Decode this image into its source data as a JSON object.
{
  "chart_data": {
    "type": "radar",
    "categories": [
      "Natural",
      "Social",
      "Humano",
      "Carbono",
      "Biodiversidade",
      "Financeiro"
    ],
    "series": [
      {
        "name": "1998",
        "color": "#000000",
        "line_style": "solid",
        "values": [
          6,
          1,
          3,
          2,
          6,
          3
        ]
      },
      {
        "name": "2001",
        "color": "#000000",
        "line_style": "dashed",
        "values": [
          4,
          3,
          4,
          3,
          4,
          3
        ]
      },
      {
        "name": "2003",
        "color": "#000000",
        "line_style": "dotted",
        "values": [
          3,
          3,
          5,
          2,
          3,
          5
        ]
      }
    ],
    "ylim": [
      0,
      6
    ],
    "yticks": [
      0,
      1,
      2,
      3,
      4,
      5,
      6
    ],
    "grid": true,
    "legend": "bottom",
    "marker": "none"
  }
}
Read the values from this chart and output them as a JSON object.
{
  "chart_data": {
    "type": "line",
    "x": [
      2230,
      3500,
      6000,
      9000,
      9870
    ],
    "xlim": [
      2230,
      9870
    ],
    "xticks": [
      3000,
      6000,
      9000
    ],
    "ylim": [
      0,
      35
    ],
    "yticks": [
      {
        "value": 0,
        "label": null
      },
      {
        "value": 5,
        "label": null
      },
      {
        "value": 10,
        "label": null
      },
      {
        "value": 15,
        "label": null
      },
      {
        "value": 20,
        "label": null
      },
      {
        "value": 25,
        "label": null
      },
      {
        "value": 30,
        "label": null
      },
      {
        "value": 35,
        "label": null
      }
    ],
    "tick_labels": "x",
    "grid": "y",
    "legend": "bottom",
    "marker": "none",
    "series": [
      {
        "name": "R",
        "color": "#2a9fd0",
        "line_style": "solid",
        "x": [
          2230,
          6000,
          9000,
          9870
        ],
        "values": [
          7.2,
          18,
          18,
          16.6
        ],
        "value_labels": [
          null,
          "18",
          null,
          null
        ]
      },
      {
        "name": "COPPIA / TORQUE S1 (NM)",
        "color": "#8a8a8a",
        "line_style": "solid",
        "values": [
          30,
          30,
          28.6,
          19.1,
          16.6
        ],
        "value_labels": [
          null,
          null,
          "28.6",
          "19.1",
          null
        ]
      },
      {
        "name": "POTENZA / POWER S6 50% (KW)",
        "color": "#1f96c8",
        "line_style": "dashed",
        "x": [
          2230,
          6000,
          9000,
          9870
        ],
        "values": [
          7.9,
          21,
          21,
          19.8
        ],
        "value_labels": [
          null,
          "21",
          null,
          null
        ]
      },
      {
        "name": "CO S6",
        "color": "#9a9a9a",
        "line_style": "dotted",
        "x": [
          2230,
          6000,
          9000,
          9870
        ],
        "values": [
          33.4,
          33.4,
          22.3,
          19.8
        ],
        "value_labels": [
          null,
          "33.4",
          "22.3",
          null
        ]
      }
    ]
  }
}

**Given exercise**
Return all of the above records exactly, leaving no line out.

**Output of the task**
Decode this image into its source data as a JSON object.
{
  "chart_data": {
    "type": "radar",
    "categories": [
      "Natural",
      "Social",
      "Humano",
      "Carbono",
      "Biodiversidade",
      "Financeiro"
    ],
    "series": [
      {
        "name": "1998",
        "color": "#000000",
        "line_style": "solid",
        "values": [
          6,
          1,
          3,
          2,
          6,
          3
        ]
      },
      {
        "name": "2001",
        "color": "#000000",
        "line_style": "dashed",
        "values": [
          4,
          3,
          4,
          3,
          4,
          3
        ]
      },
      {
        "name": "2003",
        "color": "#000000",
        "line_style": "dotted",
        "values": [
          3,
          3,
          5,
          2,
          3,
          5
        ]
      }
    ],
    "ylim": [
      0,
      6
    ],
    "yticks": [
      0,
      1,
      2,
      3,
      4,
      5,
      6
    ],
    "grid": true,
    "legend": "bottom",
    "marker": "none"
  }
}
Read the values from this chart and output them as a JSON object.
{
  "chart_data": {
    "type": "line",
    "x": [
      2230,
      3500,
      6000,
      9000,
      9870
    ],
    "xlim": [
      2230,
      9870
    ],
    "xticks": [
      3000,
      6000,
      9000
    ],
    "ylim": [
      0,
      35
    ],
    "yticks": [
      {
        "value": 0,
        "label": null
      },
      {
        "value": 5,
        "label": null
      },
      {
        "value": 10,
        "label": null
      },
      {
        "value": 15,
        "label": null
      },
      {
        "value": 20,
        "label": null
      },
      {
        "value": 25,
        "label": null
      },
      {
        "value": 30,
        "label": null
      },
      {
        "value": 35,
        "label": null
      }
    ],
    "tick_labels": "x",
    "grid": "y",
    "legend": "bottom",
    "marker": "none",
    "series": [
      {
        "name": "R",
        "color": "#2a9fd0",
        "line_style": "solid",
        "x": [
          2230,
          6000,
          9000,
          9870
        ],
        "values": [
          7.2,
          18,
          18,
          16.6
        ],
        "value_labels": [
          null,
          "18",
          null,
          null
        ]
      },
      {
        "name": "COPPIA / TORQUE S1 (NM)",
        "color": "#8a8a8a",
        "line_style": "solid",
        "values": [
          30,
          30,
          28.6,
          19.1,
          16.6
        ],
        "value_labels": [
          null,
          null,
          "28.6",
          "19.1",
          null
        ]
      },
      {
        "name": "POTENZA / POWER S6 50% (KW)",
        "color": "#1f96c8",
        "line_style": "dashed",
        "x": [
          2230,
          6000,
          9000,
          9870
        ],
        "values": [
          7.9,
          21,
          21,
          19.8
        ],
        "value_labels": [
          null,
          "21",
          null,
          null
        ]
      },
      {
        "name": "CO S6",
        "color": "#9a9a9a",
        "line_style": "dotted",
        "x": [
          2230,
          6000,
          9000,
          9870
        ],
        "values": [
          33.4,
          33.4,
          22.3,
          19.8
        ],
        "value_labels": [
          null,
          "33.4",
          "22.3",
          null
        ]
      }
    ]
  }
}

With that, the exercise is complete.